§ **Data rows**:
# # # #
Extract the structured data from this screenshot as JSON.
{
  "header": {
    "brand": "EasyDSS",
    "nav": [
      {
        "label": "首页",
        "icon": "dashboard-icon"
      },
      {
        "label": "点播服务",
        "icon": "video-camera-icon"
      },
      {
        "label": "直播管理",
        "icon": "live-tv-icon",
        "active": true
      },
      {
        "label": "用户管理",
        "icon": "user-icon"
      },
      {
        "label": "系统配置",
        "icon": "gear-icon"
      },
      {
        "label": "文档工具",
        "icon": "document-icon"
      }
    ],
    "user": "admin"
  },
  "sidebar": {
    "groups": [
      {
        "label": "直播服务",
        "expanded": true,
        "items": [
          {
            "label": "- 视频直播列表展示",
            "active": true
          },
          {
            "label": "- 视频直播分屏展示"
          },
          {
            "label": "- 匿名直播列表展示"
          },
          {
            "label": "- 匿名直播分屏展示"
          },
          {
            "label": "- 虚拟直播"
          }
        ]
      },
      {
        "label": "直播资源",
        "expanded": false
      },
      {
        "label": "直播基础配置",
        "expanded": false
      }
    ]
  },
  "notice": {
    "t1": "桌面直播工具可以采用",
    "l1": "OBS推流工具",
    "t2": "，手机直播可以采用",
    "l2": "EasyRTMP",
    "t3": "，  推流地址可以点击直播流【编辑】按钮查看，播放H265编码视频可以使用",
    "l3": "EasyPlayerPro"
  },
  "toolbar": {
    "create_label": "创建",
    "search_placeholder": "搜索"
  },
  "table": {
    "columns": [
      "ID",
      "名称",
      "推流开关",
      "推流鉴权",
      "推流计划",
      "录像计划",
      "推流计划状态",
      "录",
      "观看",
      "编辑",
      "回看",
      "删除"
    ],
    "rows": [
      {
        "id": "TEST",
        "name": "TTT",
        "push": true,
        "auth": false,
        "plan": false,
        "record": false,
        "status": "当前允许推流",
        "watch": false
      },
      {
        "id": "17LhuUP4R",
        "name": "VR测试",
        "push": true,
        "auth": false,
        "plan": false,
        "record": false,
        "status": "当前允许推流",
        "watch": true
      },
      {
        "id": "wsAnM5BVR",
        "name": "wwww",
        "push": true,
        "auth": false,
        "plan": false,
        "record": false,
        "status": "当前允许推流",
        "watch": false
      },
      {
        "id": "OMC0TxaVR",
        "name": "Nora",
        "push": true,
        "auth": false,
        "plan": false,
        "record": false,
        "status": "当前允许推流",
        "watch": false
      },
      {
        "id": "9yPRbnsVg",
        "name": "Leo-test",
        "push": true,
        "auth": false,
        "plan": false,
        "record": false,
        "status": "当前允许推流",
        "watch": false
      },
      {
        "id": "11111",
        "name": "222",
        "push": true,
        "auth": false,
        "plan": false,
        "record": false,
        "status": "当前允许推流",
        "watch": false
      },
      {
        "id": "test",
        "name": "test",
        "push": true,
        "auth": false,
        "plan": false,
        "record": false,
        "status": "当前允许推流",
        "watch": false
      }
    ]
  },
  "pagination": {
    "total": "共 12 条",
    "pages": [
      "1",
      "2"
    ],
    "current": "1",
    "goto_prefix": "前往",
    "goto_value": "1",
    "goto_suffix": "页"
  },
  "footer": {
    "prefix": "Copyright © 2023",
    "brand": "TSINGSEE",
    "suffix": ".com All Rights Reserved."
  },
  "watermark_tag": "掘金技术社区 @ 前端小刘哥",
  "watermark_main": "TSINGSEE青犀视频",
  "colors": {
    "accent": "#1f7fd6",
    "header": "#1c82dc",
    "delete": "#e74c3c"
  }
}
# # # #
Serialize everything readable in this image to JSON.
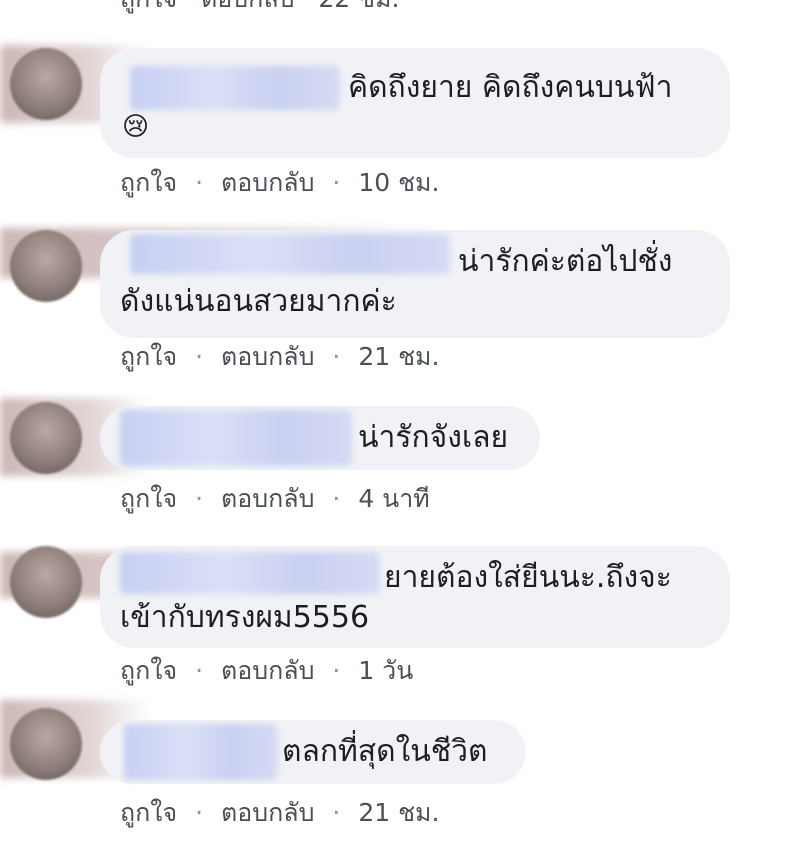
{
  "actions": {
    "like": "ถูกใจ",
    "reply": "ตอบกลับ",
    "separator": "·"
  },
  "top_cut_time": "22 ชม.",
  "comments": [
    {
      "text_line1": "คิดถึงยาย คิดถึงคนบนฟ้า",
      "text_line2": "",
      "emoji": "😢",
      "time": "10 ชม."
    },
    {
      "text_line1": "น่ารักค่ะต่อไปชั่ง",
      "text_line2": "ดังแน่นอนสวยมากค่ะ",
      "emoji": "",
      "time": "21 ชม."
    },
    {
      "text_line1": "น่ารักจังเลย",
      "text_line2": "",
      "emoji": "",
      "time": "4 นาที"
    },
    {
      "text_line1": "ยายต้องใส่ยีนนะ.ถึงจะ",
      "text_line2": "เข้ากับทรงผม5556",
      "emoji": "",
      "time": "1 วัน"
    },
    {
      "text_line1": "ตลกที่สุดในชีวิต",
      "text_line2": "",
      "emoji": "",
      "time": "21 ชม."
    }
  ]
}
# # # #
§ **Required task**:
Copy every line of the records above that contains "this".

§ **Response to the task**:
Extract the structured data from this screenshot as JSON.
Serialize everything readable in this image to JSON.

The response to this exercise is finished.